§ PROBLEM TO WORK ON
Reproduce each line of the entries below verbatim, omitting the pictures.

---------- RECORDS FOR PROCESSING ----------

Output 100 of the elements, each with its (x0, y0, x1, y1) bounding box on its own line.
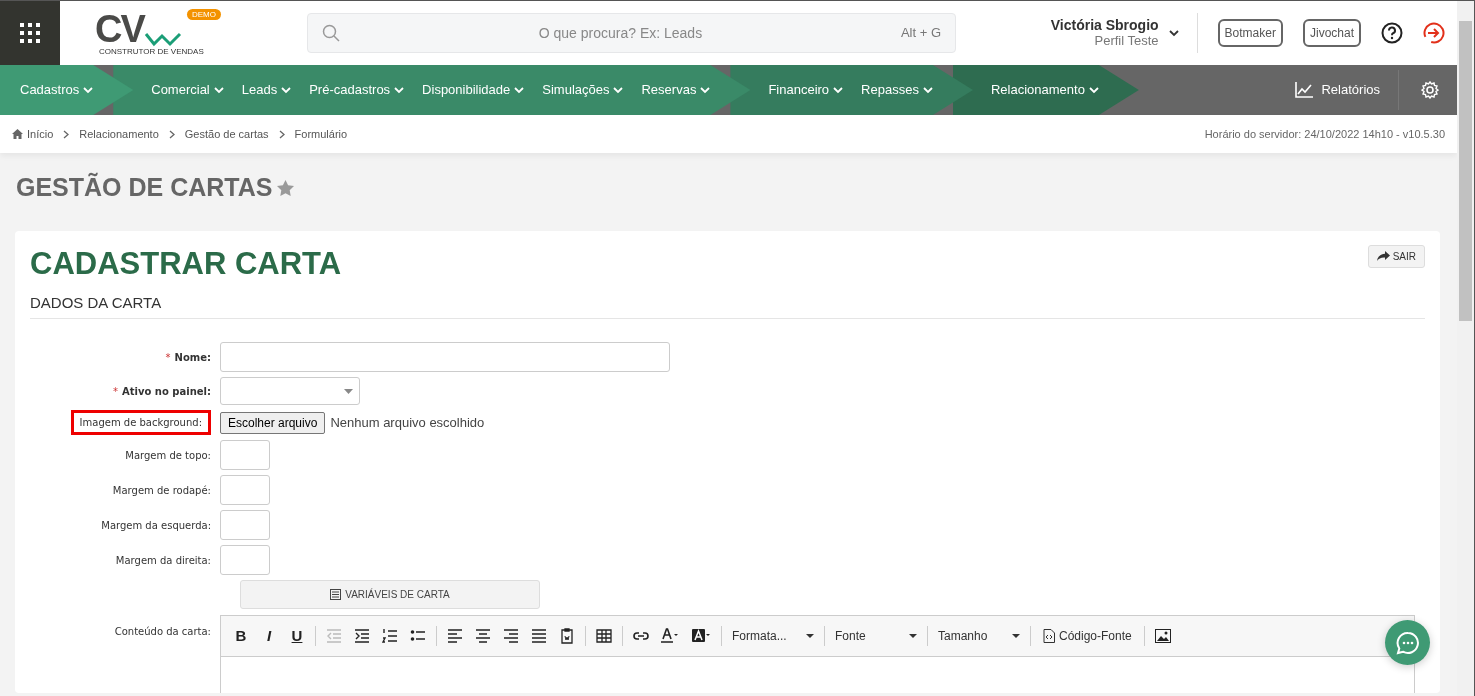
field-label: Margem da esquerda: (101, 518, 211, 533)
grid-icon (20, 23, 40, 43)
chevron-right-icon (63, 129, 70, 139)
indent-icon (354, 628, 370, 645)
number-input[interactable] (220, 440, 270, 471)
code-file-icon (1043, 629, 1055, 644)
chevron-down-icon (281, 86, 292, 94)
server-time: Horário do servidor: 24/10/2022 14h10 - v10.5.30 (1204, 126, 1445, 142)
number-input[interactable] (220, 475, 270, 506)
search-field[interactable]: O que procura? Ex: Leads (340, 15, 901, 51)
text-input[interactable] (220, 342, 670, 373)
field-label: * Ativo no painel: (113, 384, 211, 399)
field-label: * Nome: (165, 350, 211, 365)
chat-button[interactable]: Botmaker (1217, 19, 1283, 47)
toolbar-dropdown[interactable]: Fonte (831, 627, 921, 646)
paste-document-icon (559, 628, 575, 645)
select-field[interactable] (220, 377, 360, 406)
settings-icon[interactable] (1421, 81, 1439, 99)
text-color-icon (661, 628, 680, 645)
menu-item[interactable]: Reservas (641, 80, 711, 100)
format-button[interactable]: B (229, 624, 253, 649)
field-label: Conteúdo da carta: (114, 625, 211, 640)
choose-file-button[interactable]: Escolher arquivo (220, 411, 326, 434)
chat-bubble-icon (1395, 630, 1420, 655)
shortcut-hint: Alt + G (900, 24, 941, 43)
line-chart-icon (1295, 82, 1314, 98)
search-bar[interactable]: O que procura? Ex: Leads Alt + G (307, 13, 956, 53)
chevron-down-icon (213, 86, 224, 94)
menu-item[interactable]: Leads (241, 80, 292, 100)
chevron-down-icon (700, 86, 711, 94)
logo-text: CV (95, 10, 144, 47)
align-right-icon (503, 628, 519, 645)
user-profile: Perfil Teste (1093, 33, 1159, 49)
table-icon (596, 628, 612, 645)
wave-logo-icon (143, 30, 182, 47)
chat-button[interactable]: Jivochat (1302, 19, 1361, 47)
numbered-list-icon (382, 628, 398, 645)
caret-down-icon (909, 634, 917, 639)
exit-button[interactable]: SAIR (1367, 244, 1425, 268)
chevron-right-icon (168, 129, 175, 139)
search-icon (322, 24, 340, 42)
menu-item[interactable]: Simulações (542, 80, 624, 100)
chevron-down-icon (922, 86, 933, 94)
menu-item[interactable]: Relacionamento (990, 80, 1099, 100)
format-button[interactable]: U (285, 624, 309, 649)
menu-item[interactable]: Repasses (861, 80, 933, 100)
menu-item[interactable]: Disponibilidade (422, 80, 525, 100)
required-asterisk: * (165, 351, 171, 363)
caret-down-icon (1012, 634, 1020, 639)
align-center-icon (475, 628, 491, 645)
menu-item[interactable]: Financeiro (768, 80, 844, 100)
form-title: CADASTRAR CARTA (30, 244, 342, 282)
variables-button[interactable]: VARIÁVEIS DE CARTA (240, 580, 540, 610)
logo-tagline: CONSTRUTOR DE VENDAS (99, 46, 205, 56)
file-status: Nenhum arquivo escolhido (330, 413, 485, 432)
share-arrow-icon (1376, 251, 1390, 261)
user-name: Victória Sbrogio (1050, 17, 1159, 33)
chevron-down-icon (613, 86, 624, 94)
chevron-down-icon (1088, 86, 1099, 94)
rich-text-editor[interactable]: B I U Formata... Fonte Tamanho Código-Fonte (220, 615, 1415, 693)
chevron-down-icon (83, 86, 94, 94)
highlighted-field-label: Imagem de background: (70, 410, 211, 436)
source-code-button[interactable]: Código-Fonte (1037, 626, 1138, 647)
page-title: GESTÃO DE CARTAS (16, 171, 273, 203)
chevron-down-icon (394, 86, 405, 94)
outdent-icon (326, 628, 342, 645)
logout-icon[interactable] (1423, 22, 1445, 44)
apps-menu-button[interactable] (0, 1, 60, 65)
chevron-right-icon (278, 129, 285, 139)
caret-down-icon (344, 388, 353, 394)
section-heading: DADOS DA CARTA (30, 291, 1425, 320)
breadcrumb-link[interactable]: Formulário (294, 125, 348, 143)
home-icon[interactable] (12, 129, 23, 139)
demo-badge: DEMO (187, 8, 221, 20)
number-input[interactable] (220, 510, 270, 541)
chevron-down-icon (833, 86, 844, 94)
reports-menu-item[interactable]: Relatórios (1295, 80, 1398, 100)
breadcrumb-link[interactable]: Relacionamento (79, 125, 159, 143)
menu-item[interactable]: Pré-cadastros (309, 80, 405, 100)
breadcrumb-link[interactable]: Gestão de cartas (184, 125, 269, 143)
menu-item[interactable]: Comercial (151, 80, 224, 100)
chevron-down-icon[interactable] (1168, 29, 1179, 37)
format-button[interactable]: I (257, 624, 281, 649)
field-label: Margem de topo: (125, 448, 211, 463)
field-label: Margem da direita: (115, 553, 211, 568)
highlight-color-icon (692, 628, 711, 645)
align-left-icon (447, 628, 463, 645)
breadcrumb-link[interactable]: Início (27, 125, 54, 143)
star-icon[interactable] (276, 179, 294, 196)
number-input[interactable] (220, 545, 270, 576)
list-icon (330, 589, 342, 601)
required-asterisk: * (113, 385, 119, 397)
toolbar-dropdown[interactable]: Tamanho (934, 627, 1024, 646)
image-icon (1154, 628, 1171, 645)
chevron-down-icon (514, 86, 525, 94)
field-label: Margem de rodapé: (112, 483, 211, 498)
toolbar-dropdown[interactable]: Formata... (728, 627, 818, 646)
caret-down-icon (806, 634, 814, 639)
justify-icon (531, 628, 547, 645)
help-icon[interactable] (1381, 22, 1403, 44)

----------

§ WRITTEN SOLUTION
Output 100 of the elements, each with its (x0, y0, x1, y1) bounding box on its own line.
field-label: Margem da esquerda: (101, 518, 211, 533)
grid-icon (20, 23, 40, 43)
chevron-right-icon (63, 129, 70, 139)
indent-icon (354, 628, 370, 645)
number-input[interactable] (220, 440, 270, 471)
code-file-icon (1043, 629, 1055, 644)
chevron-down-icon (281, 86, 292, 94)
server-time: Horário do servidor: 24/10/2022 14h10 - v10.5.30 (1204, 126, 1445, 142)
number-input[interactable] (220, 475, 270, 506)
search-field[interactable]: O que procura? Ex: Leads (340, 15, 901, 51)
text-input[interactable] (220, 342, 670, 373)
field-label: * Ativo no painel: (113, 384, 211, 399)
field-label: * Nome: (165, 350, 211, 365)
chat-button[interactable]: Botmaker (1217, 19, 1283, 47)
toolbar-dropdown[interactable]: Fonte (831, 627, 921, 646)
paste-document-icon (559, 628, 575, 645)
select-field[interactable] (220, 377, 360, 406)
settings-icon[interactable] (1421, 81, 1439, 99)
text-color-icon (661, 628, 680, 645)
menu-item[interactable]: Reservas (641, 80, 711, 100)
format-button[interactable]: B (229, 624, 253, 649)
field-label: Conteúdo da carta: (114, 625, 211, 640)
choose-file-button[interactable]: Escolher arquivo (220, 411, 326, 434)
chat-bubble-icon (1395, 630, 1420, 655)
shortcut-hint: Alt + G (900, 24, 941, 43)
line-chart-icon (1295, 82, 1314, 98)
search-bar[interactable]: O que procura? Ex: Leads Alt + G (307, 13, 956, 53)
chevron-down-icon (213, 86, 224, 94)
menu-item[interactable]: Leads (241, 80, 292, 100)
chevron-down-icon (700, 86, 711, 94)
logo-text: CV (95, 10, 144, 47)
align-right-icon (503, 628, 519, 645)
user-profile: Perfil Teste (1093, 33, 1159, 49)
table-icon (596, 628, 612, 645)
wave-logo-icon (143, 30, 182, 47)
chat-button[interactable]: Jivochat (1302, 19, 1361, 47)
numbered-list-icon (382, 628, 398, 645)
caret-down-icon (909, 634, 917, 639)
exit-button[interactable]: SAIR (1367, 244, 1425, 268)
chevron-right-icon (168, 129, 175, 139)
search-icon (322, 24, 340, 42)
menu-item[interactable]: Simulações (542, 80, 624, 100)
chevron-down-icon (922, 86, 933, 94)
menu-item[interactable]: Relacionamento (990, 80, 1099, 100)
format-button[interactable]: U (285, 624, 309, 649)
menu-item[interactable]: Repasses (861, 80, 933, 100)
menu-item[interactable]: Disponibilidade (422, 80, 525, 100)
required-asterisk: * (165, 351, 171, 363)
caret-down-icon (1012, 634, 1020, 639)
align-center-icon (475, 628, 491, 645)
menu-item[interactable]: Financeiro (768, 80, 844, 100)
form-title: CADASTRAR CARTA (30, 244, 342, 282)
variables-button[interactable]: VARIÁVEIS DE CARTA (240, 580, 540, 610)
logo-tagline: CONSTRUTOR DE VENDAS (99, 46, 205, 56)
file-status: Nenhum arquivo escolhido (330, 413, 485, 432)
share-arrow-icon (1376, 251, 1390, 261)
user-name: Victória Sbrogio (1050, 17, 1159, 33)
chevron-down-icon (613, 86, 624, 94)
chevron-down-icon (1088, 86, 1099, 94)
rich-text-editor[interactable]: B I U Formata... Fonte Tamanho Código-Fonte (220, 615, 1415, 693)
chevron-down-icon (83, 86, 94, 94)
highlighted-field-label: Imagem de background: (70, 410, 211, 436)
source-code-button[interactable]: Código-Fonte (1037, 626, 1138, 647)
page-title: GESTÃO DE CARTAS (16, 171, 273, 203)
chevron-down-icon (394, 86, 405, 94)
outdent-icon (326, 628, 342, 645)
logout-icon[interactable] (1423, 22, 1445, 44)
apps-menu-button[interactable] (0, 1, 60, 65)
chevron-right-icon (278, 129, 285, 139)
caret-down-icon (344, 388, 353, 394)
section-heading: DADOS DA CARTA (30, 291, 1425, 320)
breadcrumb-link[interactable]: Formulário (294, 125, 348, 143)
home-icon[interactable] (12, 129, 23, 139)
demo-badge: DEMO (187, 8, 221, 20)
number-input[interactable] (220, 510, 270, 541)
chevron-down-icon (833, 86, 844, 94)
reports-menu-item[interactable]: Relatórios (1295, 80, 1398, 100)
breadcrumb-link[interactable]: Relacionamento (79, 125, 159, 143)
menu-item[interactable]: Pré-cadastros (309, 80, 405, 100)
breadcrumb-link[interactable]: Gestão de cartas (184, 125, 269, 143)
menu-item[interactable]: Comercial (151, 80, 224, 100)
chevron-down-icon[interactable] (1168, 29, 1179, 37)
format-button[interactable]: I (257, 624, 281, 649)
field-label: Margem de topo: (125, 448, 211, 463)
field-label: Margem da direita: (115, 553, 211, 568)
highlight-color-icon (692, 628, 711, 645)
align-left-icon (447, 628, 463, 645)
breadcrumb-link[interactable]: Início (27, 125, 54, 143)
star-icon[interactable] (276, 179, 294, 196)
number-input[interactable] (220, 545, 270, 576)
list-icon (330, 589, 342, 601)
required-asterisk: * (113, 385, 119, 397)
toolbar-dropdown[interactable]: Tamanho (934, 627, 1024, 646)
image-icon (1154, 628, 1171, 645)
chevron-down-icon (514, 86, 525, 94)
field-label: Margem de rodapé: (112, 483, 211, 498)
toolbar-dropdown[interactable]: Formata... (728, 627, 818, 646)
caret-down-icon (806, 634, 814, 639)
justify-icon (531, 628, 547, 645)
help-icon[interactable] (1381, 22, 1403, 44)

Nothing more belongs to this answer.